> [Task input]:
********************
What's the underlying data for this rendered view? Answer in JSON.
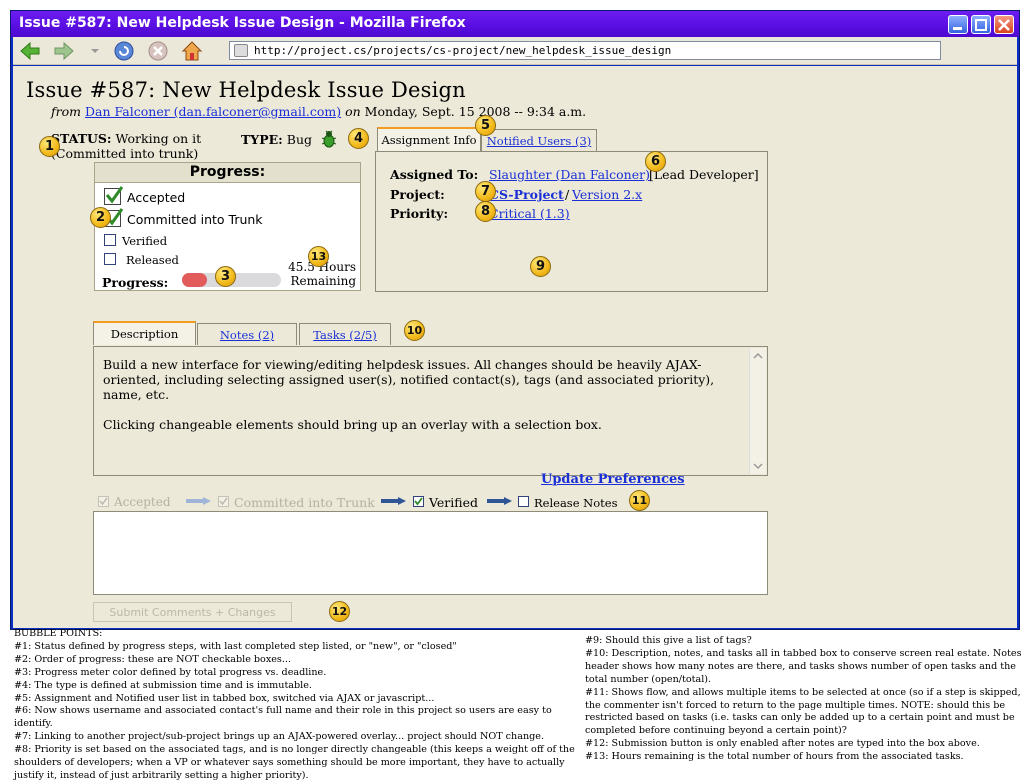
{
  "window": {
    "title": "Issue #587: New Helpdesk Issue Design - Mozilla Firefox"
  },
  "browser": {
    "url": "http://project.cs/projects/cs-project/new_helpdesk_issue_design"
  },
  "issue": {
    "title": "Issue #587: New Helpdesk Issue Design",
    "from_prefix": "from",
    "author": "Dan Falconer (dan.falconer@gmail.com)",
    "on_word": "on",
    "date": "Monday, Sept. 15 2008 -- 9:34 a.m."
  },
  "status": {
    "label": "STATUS:",
    "value": "Working on it",
    "sub": "(Committed into trunk)"
  },
  "type": {
    "label": "TYPE:",
    "value": "Bug"
  },
  "progress_box": {
    "header": "Progress:",
    "steps": [
      "Accepted",
      "Committed into Trunk",
      "Verified",
      "Released"
    ],
    "progress_label": "Progress:",
    "progress_fraction": 0.25,
    "hours_line1": "45.5 Hours",
    "hours_line2": "Remaining"
  },
  "assignment": {
    "tabs": [
      "Assignment Info",
      "Notified Users (3)"
    ],
    "assigned_label": "Assigned To:",
    "assigned_link": "Slaughter (Dan Falconer)",
    "assigned_role": "[Lead Developer]",
    "project_label": "Project:",
    "project_link": "CS-Project",
    "project_sep": "/",
    "version_link": "Version 2.x",
    "priority_label": "Priority:",
    "priority_link": "Critical (1.3)"
  },
  "detail_tabs": [
    "Description",
    "Notes (2)",
    "Tasks (2/5)"
  ],
  "description": {
    "p1": "Build a new interface for viewing/editing helpdesk issues.  All changes should be heavily AJAX-oriented, including selecting assigned user(s), notified contact(s), tags (and associated priority), name, etc.",
    "p2": "Clicking changeable elements should bring up an overlay with a selection box."
  },
  "update_prefs": "Update Preferences",
  "flow": {
    "accepted": "Accepted",
    "committed": "Committed into Trunk",
    "verified": "Verified",
    "release": "Release Notes"
  },
  "submit_label": "Submit Comments + Changes",
  "badges": [
    "1",
    "2",
    "3",
    "4",
    "5",
    "6",
    "7",
    "8",
    "9",
    "10",
    "11",
    "12",
    "13"
  ],
  "bubble_notes": {
    "heading": "BUBBLE POINTS:",
    "left": [
      "#1:  Status defined by progress steps, with last completed step listed, or \"new\", or \"closed\"",
      "#2:  Order of progress: these are NOT checkable boxes...",
      "#3:  Progress meter color defined by total progress vs. deadline.",
      "#4:  The type is defined at submission time and is immutable.",
      "#5:  Assignment and Notified user list in tabbed box, switched via AJAX or javascript...",
      "#6:  Now shows username and associated contact's full name and their role in this project so users are easy to identify.",
      "#7:  Linking to another project/sub-project brings up an AJAX-powered overlay... project should NOT change.",
      "#8:  Priority is set based on the associated tags, and is no longer directly changeable (this keeps a weight off of the shoulders of developers; when a VP or whatever says something should be more important, they have to actually justify it, instead of just arbitrarily setting a higher priority)."
    ],
    "right": [
      "#9:  Should this give a list of tags?",
      "#10: Description, notes, and tasks all in tabbed box to conserve screen real estate. Notes header shows how many notes are there, and tasks shows number of open tasks and the total number (open/total).",
      "#11: Shows flow, and allows multiple items to be selected at once (so if a step is skipped, the commenter isn't forced to return to the page multiple times.  NOTE: should this be restricted based on tasks (i.e. tasks can only be added up to a certain point and must be completed before continuing beyond a certain point)?",
      "#12: Submission button is only enabled after notes are typed into the box above.",
      "#13: Hours remaining is the total number of hours from the associated tasks."
    ]
  }
}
********************
> [Set exercise]:
Retype the data above exactly; pictures are not part of the copy.

> [Answer below]:
What's the underlying data for this rendered view? Answer in JSON.
{
  "window": {
    "title": "Issue #587: New Helpdesk Issue Design - Mozilla Firefox"
  },
  "browser": {
    "url": "http://project.cs/projects/cs-project/new_helpdesk_issue_design"
  },
  "issue": {
    "title": "Issue #587: New Helpdesk Issue Design",
    "from_prefix": "from",
    "author": "Dan Falconer (dan.falconer@gmail.com)",
    "on_word": "on",
    "date": "Monday, Sept. 15 2008 -- 9:34 a.m."
  },
  "status": {
    "label": "STATUS:",
    "value": "Working on it",
    "sub": "(Committed into trunk)"
  },
  "type": {
    "label": "TYPE:",
    "value": "Bug"
  },
  "progress_box": {
    "header": "Progress:",
    "steps": [
      "Accepted",
      "Committed into Trunk",
      "Verified",
      "Released"
    ],
    "progress_label": "Progress:",
    "progress_fraction": 0.25,
    "hours_line1": "45.5 Hours",
    "hours_line2": "Remaining"
  },
  "assignment": {
    "tabs": [
      "Assignment Info",
      "Notified Users (3)"
    ],
    "assigned_label": "Assigned To:",
    "assigned_link": "Slaughter (Dan Falconer)",
    "assigned_role": "[Lead Developer]",
    "project_label": "Project:",
    "project_link": "CS-Project",
    "project_sep": "/",
    "version_link": "Version 2.x",
    "priority_label": "Priority:",
    "priority_link": "Critical (1.3)"
  },
  "detail_tabs": [
    "Description",
    "Notes (2)",
    "Tasks (2/5)"
  ],
  "description": {
    "p1": "Build a new interface for viewing/editing helpdesk issues.  All changes should be heavily AJAX-oriented, including selecting assigned user(s), notified contact(s), tags (and associated priority), name, etc.",
    "p2": "Clicking changeable elements should bring up an overlay with a selection box."
  },
  "update_prefs": "Update Preferences",
  "flow": {
    "accepted": "Accepted",
    "committed": "Committed into Trunk",
    "verified": "Verified",
    "release": "Release Notes"
  },
  "submit_label": "Submit Comments + Changes",
  "badges": [
    "1",
    "2",
    "3",
    "4",
    "5",
    "6",
    "7",
    "8",
    "9",
    "10",
    "11",
    "12",
    "13"
  ],
  "bubble_notes": {
    "heading": "BUBBLE POINTS:",
    "left": [
      "#1:  Status defined by progress steps, with last completed step listed, or \"new\", or \"closed\"",
      "#2:  Order of progress: these are NOT checkable boxes...",
      "#3:  Progress meter color defined by total progress vs. deadline.",
      "#4:  The type is defined at submission time and is immutable.",
      "#5:  Assignment and Notified user list in tabbed box, switched via AJAX or javascript...",
      "#6:  Now shows username and associated contact's full name and their role in this project so users are easy to identify.",
      "#7:  Linking to another project/sub-project brings up an AJAX-powered overlay... project should NOT change.",
      "#8:  Priority is set based on the associated tags, and is no longer directly changeable (this keeps a weight off of the shoulders of developers; when a VP or whatever says something should be more important, they have to actually justify it, instead of just arbitrarily setting a higher priority)."
    ],
    "right": [
      "#9:  Should this give a list of tags?",
      "#10: Description, notes, and tasks all in tabbed box to conserve screen real estate. Notes header shows how many notes are there, and tasks shows number of open tasks and the total number (open/total).",
      "#11: Shows flow, and allows multiple items to be selected at once (so if a step is skipped, the commenter isn't forced to return to the page multiple times.  NOTE: should this be restricted based on tasks (i.e. tasks can only be added up to a certain point and must be completed before continuing beyond a certain point)?",
      "#12: Submission button is only enabled after notes are typed into the box above.",
      "#13: Hours remaining is the total number of hours from the associated tasks."
    ]
  }
}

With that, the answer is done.